◆ WRITTEN TASK ◆
Keep the wording of each record exactly the same when you repeat it, and leave out pictures.

◆ INPUT MATERIAL ◆
§

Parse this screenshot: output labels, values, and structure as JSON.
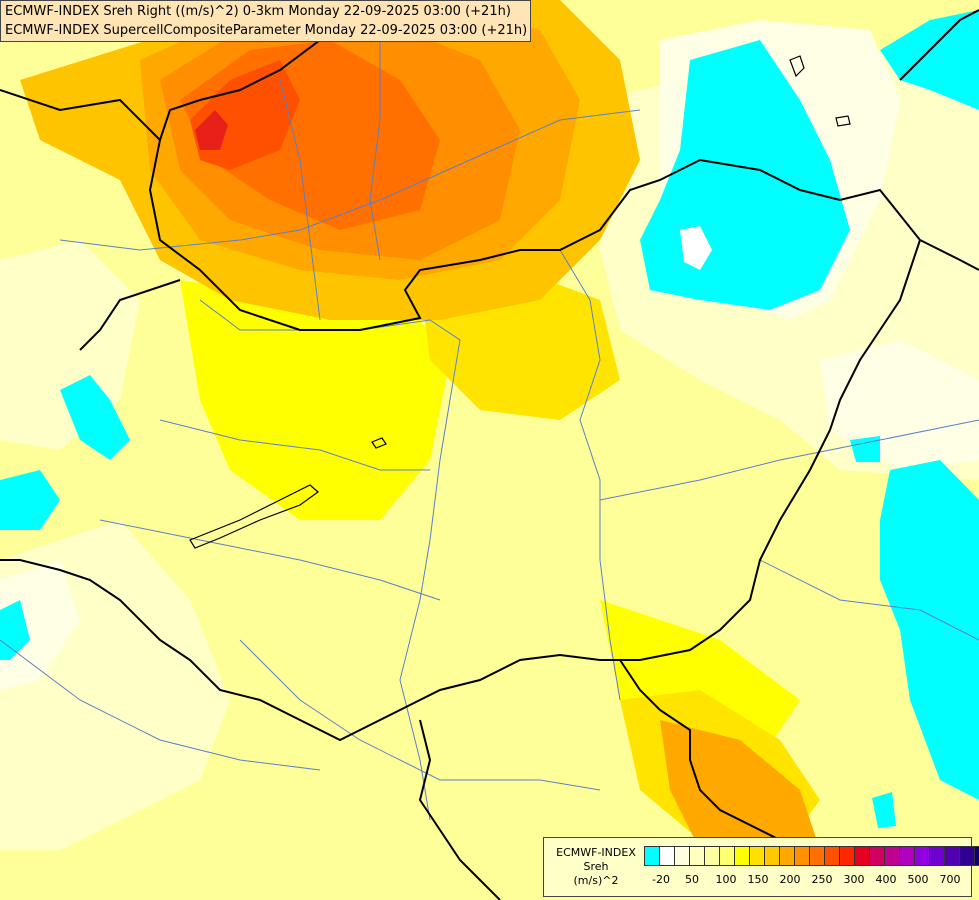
{
  "title": {
    "line1": "ECMWF-INDEX Sreh Right ((m/s)^2) 0-3km Monday 22-09-2025 03:00 (+21h)",
    "line2": "ECMWF-INDEX SupercellCompositeParameter Monday 22-09-2025 03:00 (+21h)"
  },
  "legend": {
    "source": "ECMWF-INDEX",
    "variable": "Sreh",
    "unit": "(m/s)^2",
    "colors": [
      "#00ffff",
      "#ffffff",
      "#ffffe0",
      "#ffffc0",
      "#ffffa0",
      "#ffff70",
      "#ffff00",
      "#ffe000",
      "#ffc800",
      "#ffa800",
      "#ff9000",
      "#ff7000",
      "#ff5000",
      "#ff2800",
      "#e80020",
      "#d00060",
      "#c00090",
      "#b000c0",
      "#9000e0",
      "#7000d0",
      "#5000b0",
      "#300090",
      "#100070"
    ],
    "ticks": [
      "-20",
      "50",
      "100",
      "150",
      "200",
      "250",
      "300",
      "400",
      "500",
      "700"
    ]
  }
}
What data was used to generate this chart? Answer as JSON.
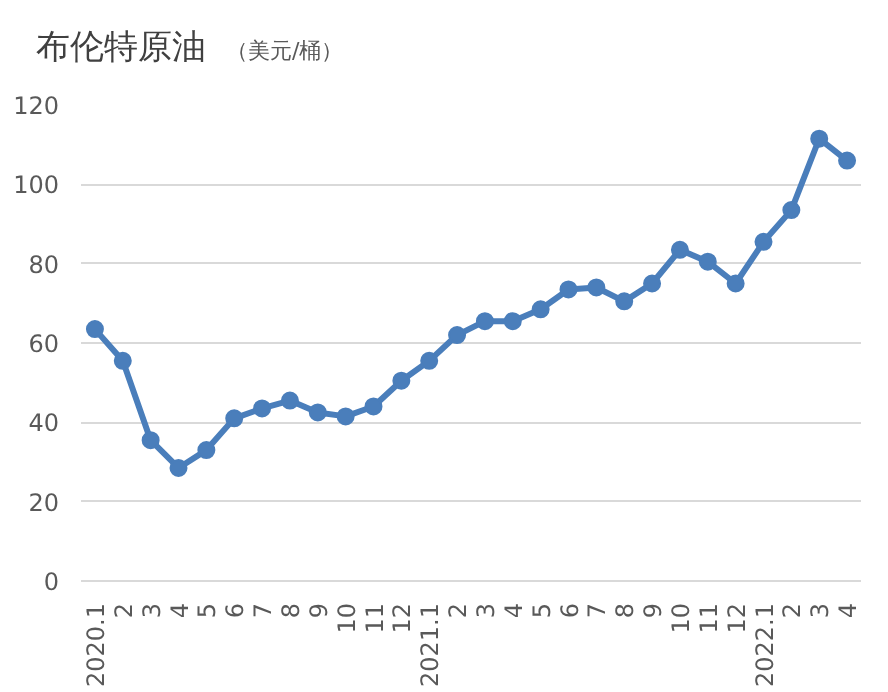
{
  "chart_data": {
    "type": "line",
    "title": "布伦特原油",
    "subtitle": "（美元/桶）",
    "categories": [
      "2020.1",
      "2",
      "3",
      "4",
      "5",
      "6",
      "7",
      "8",
      "9",
      "10",
      "11",
      "12",
      "2021.1",
      "2",
      "3",
      "4",
      "5",
      "6",
      "7",
      "8",
      "9",
      "10",
      "11",
      "12",
      "2022.1",
      "2",
      "3",
      "4"
    ],
    "series": [
      {
        "color": "#4a7ebb",
        "values": [
          63.5,
          55.5,
          35.5,
          28.5,
          33,
          41,
          43.5,
          45.5,
          42.5,
          41.5,
          44,
          50.5,
          55.5,
          62,
          65.5,
          65.5,
          68.5,
          73.5,
          74,
          70.5,
          75,
          83.5,
          80.5,
          75,
          85.5,
          93.5,
          111.5,
          106
        ]
      }
    ],
    "ylim": [
      0,
      120
    ],
    "yticks": [
      0,
      20,
      40,
      60,
      80,
      100,
      120
    ],
    "grid": "y",
    "marker": "circle",
    "line_style": "solid"
  }
}
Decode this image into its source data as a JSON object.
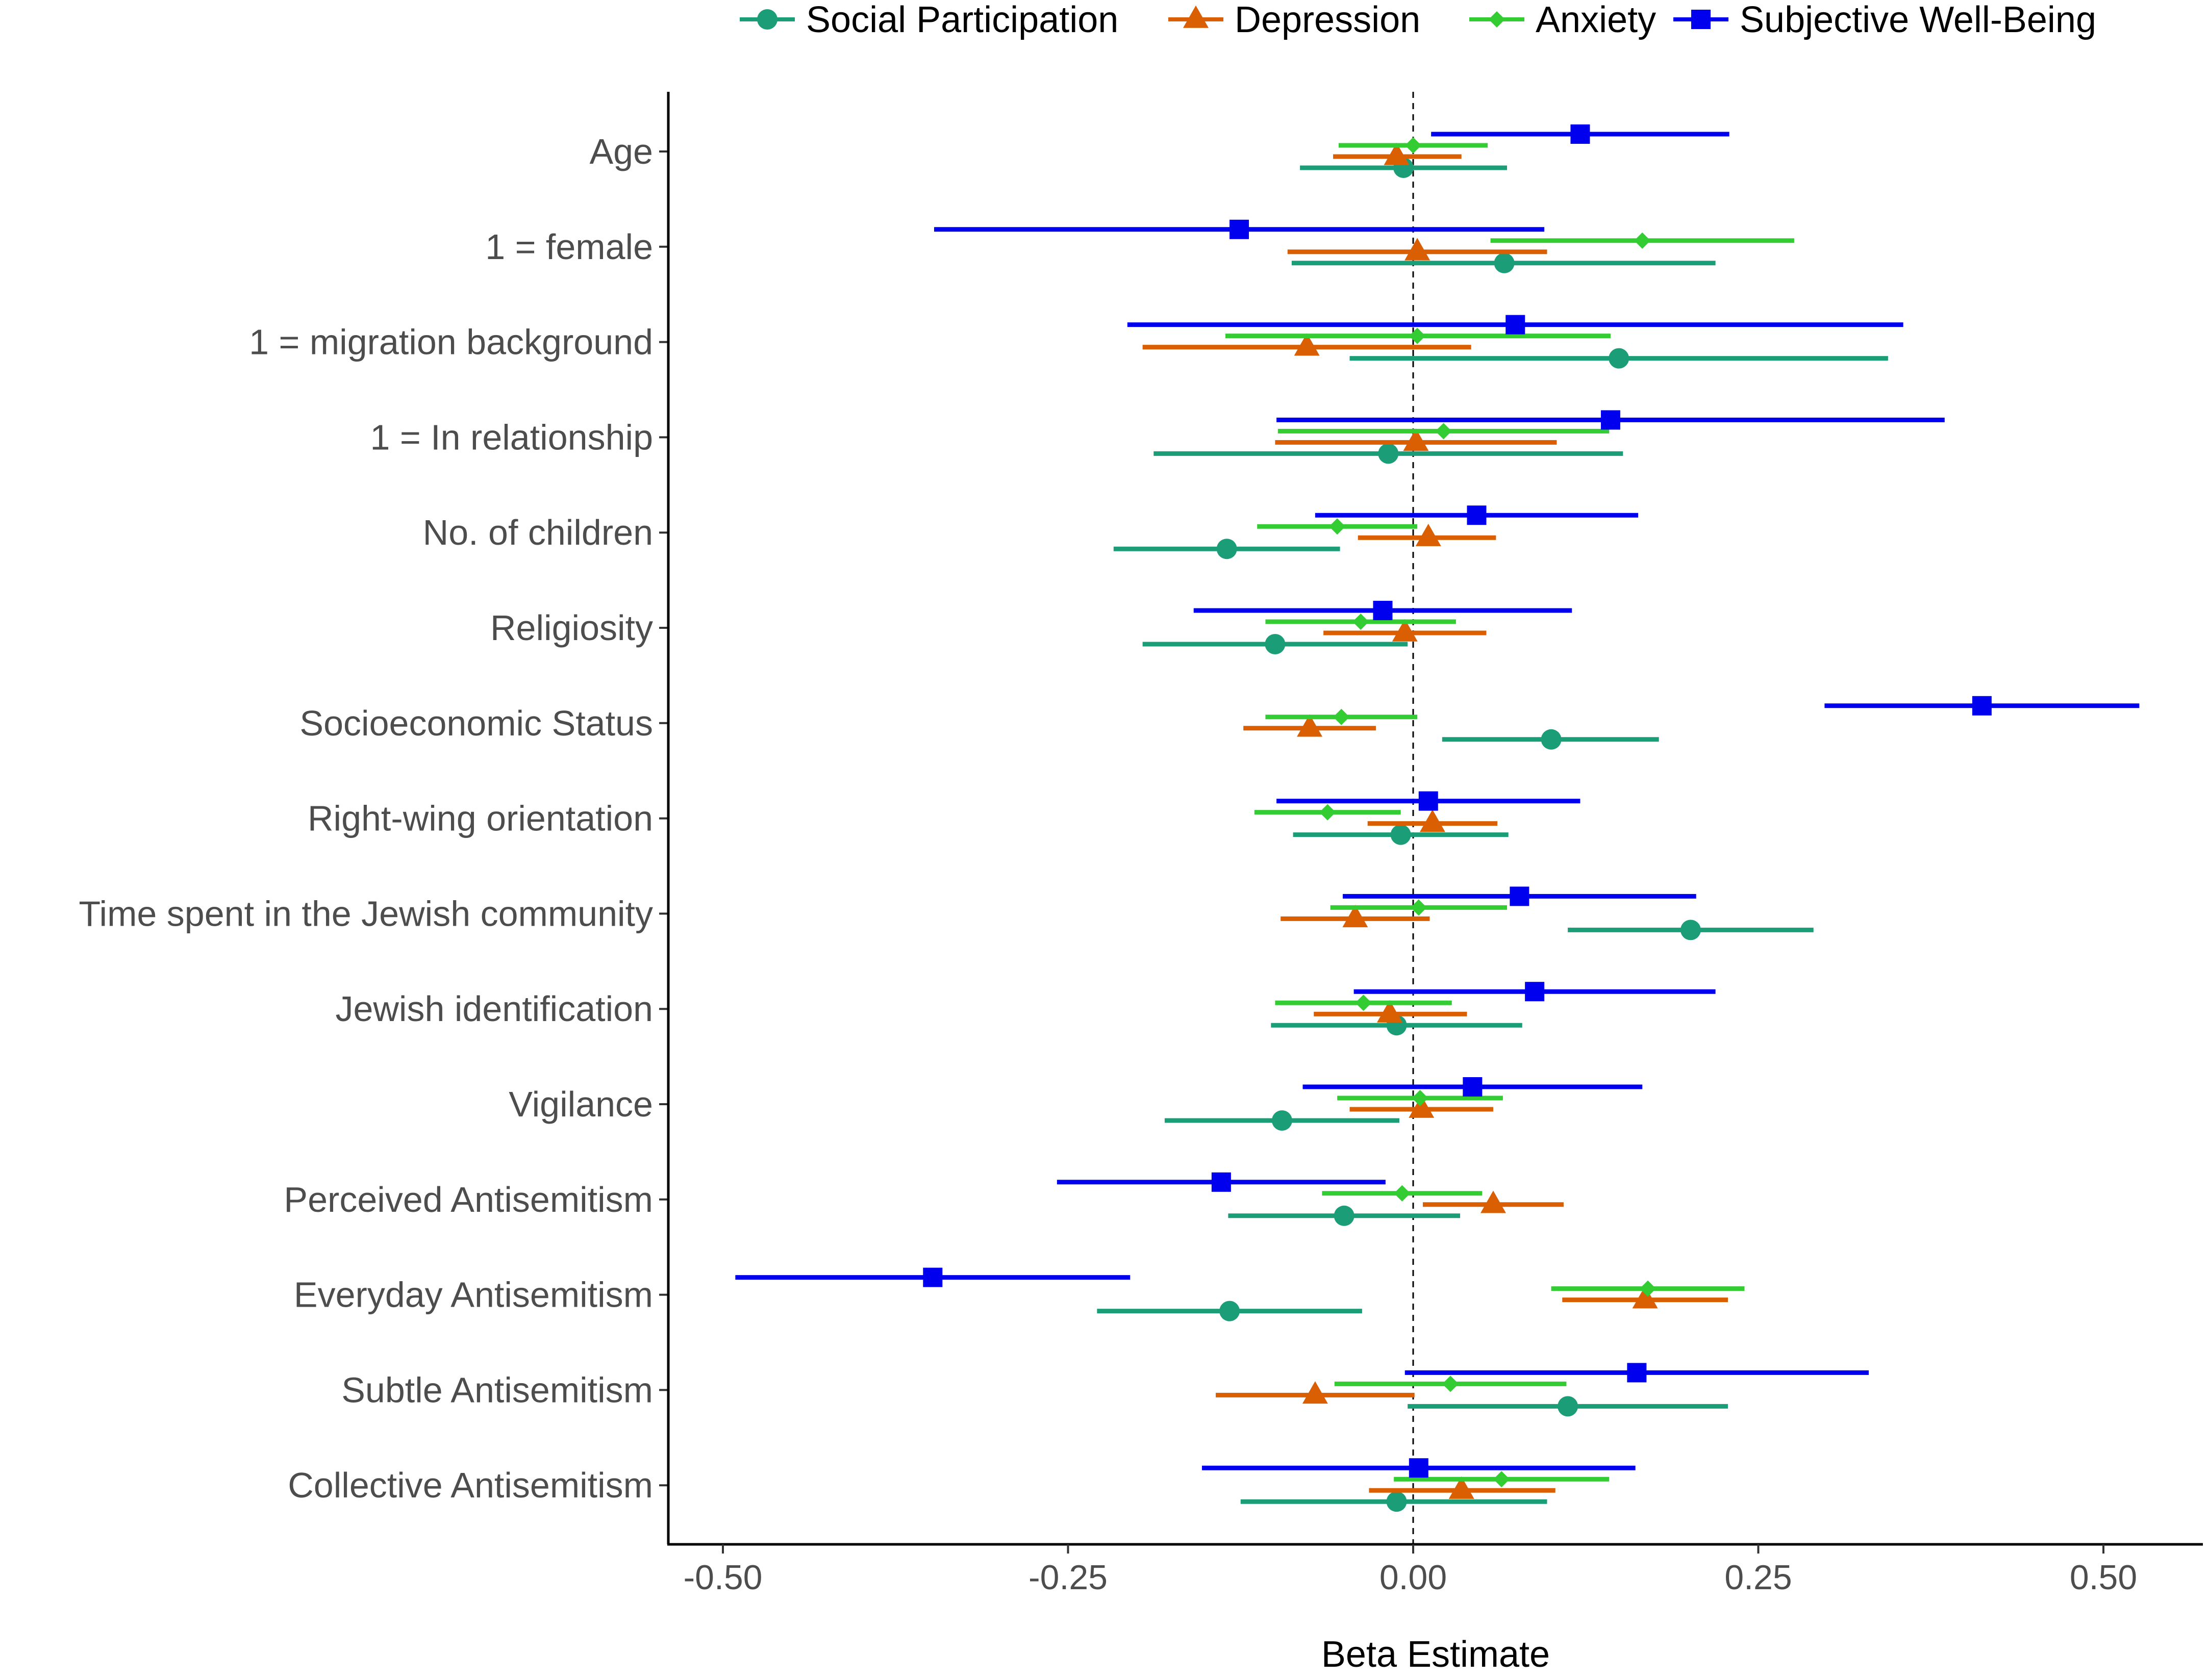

§

◆ RESPONSE ◆
Parse this screenshot: output labels, values, and structure as JSON.
{
  "title": {
    "line1": "ECMWF-INDEX Sreh Right ((m/s)^2) 0-3km Monday 22-09-2025 03:00 (+21h)",
    "line2": "ECMWF-INDEX SupercellCompositeParameter Monday 22-09-2025 03:00 (+21h)"
  },
  "legend": {
    "source": "ECMWF-INDEX",
    "variable": "Sreh",
    "unit": "(m/s)^2",
    "colors": [
      "#00ffff",
      "#ffffff",
      "#ffffe0",
      "#ffffc0",
      "#ffffa0",
      "#ffff70",
      "#ffff00",
      "#ffe000",
      "#ffc800",
      "#ffa800",
      "#ff9000",
      "#ff7000",
      "#ff5000",
      "#ff2800",
      "#e80020",
      "#d00060",
      "#c00090",
      "#b000c0",
      "#9000e0",
      "#7000d0",
      "#5000b0",
      "#300090",
      "#100070"
    ],
    "ticks": [
      "-20",
      "50",
      "100",
      "150",
      "200",
      "250",
      "300",
      "400",
      "500",
      "700"
    ]
  }
}
What data was used to generate this chart? Answer as JSON.
{
  "chart_data": {
    "type": "line",
    "title": "布伦特原油",
    "subtitle": "（美元/桶）",
    "categories": [
      "2020.1",
      "2",
      "3",
      "4",
      "5",
      "6",
      "7",
      "8",
      "9",
      "10",
      "11",
      "12",
      "2021.1",
      "2",
      "3",
      "4",
      "5",
      "6",
      "7",
      "8",
      "9",
      "10",
      "11",
      "12",
      "2022.1",
      "2",
      "3",
      "4"
    ],
    "series": [
      {
        "color": "#4a7ebb",
        "values": [
          63.5,
          55.5,
          35.5,
          28.5,
          33,
          41,
          43.5,
          45.5,
          42.5,
          41.5,
          44,
          50.5,
          55.5,
          62,
          65.5,
          65.5,
          68.5,
          73.5,
          74,
          70.5,
          75,
          83.5,
          80.5,
          75,
          85.5,
          93.5,
          111.5,
          106
        ]
      }
    ],
    "ylim": [
      0,
      120
    ],
    "yticks": [
      0,
      20,
      40,
      60,
      80,
      100,
      120
    ],
    "grid": "y",
    "marker": "circle",
    "line_style": "solid"
  }
}
Decode this image into its source data as a JSON object.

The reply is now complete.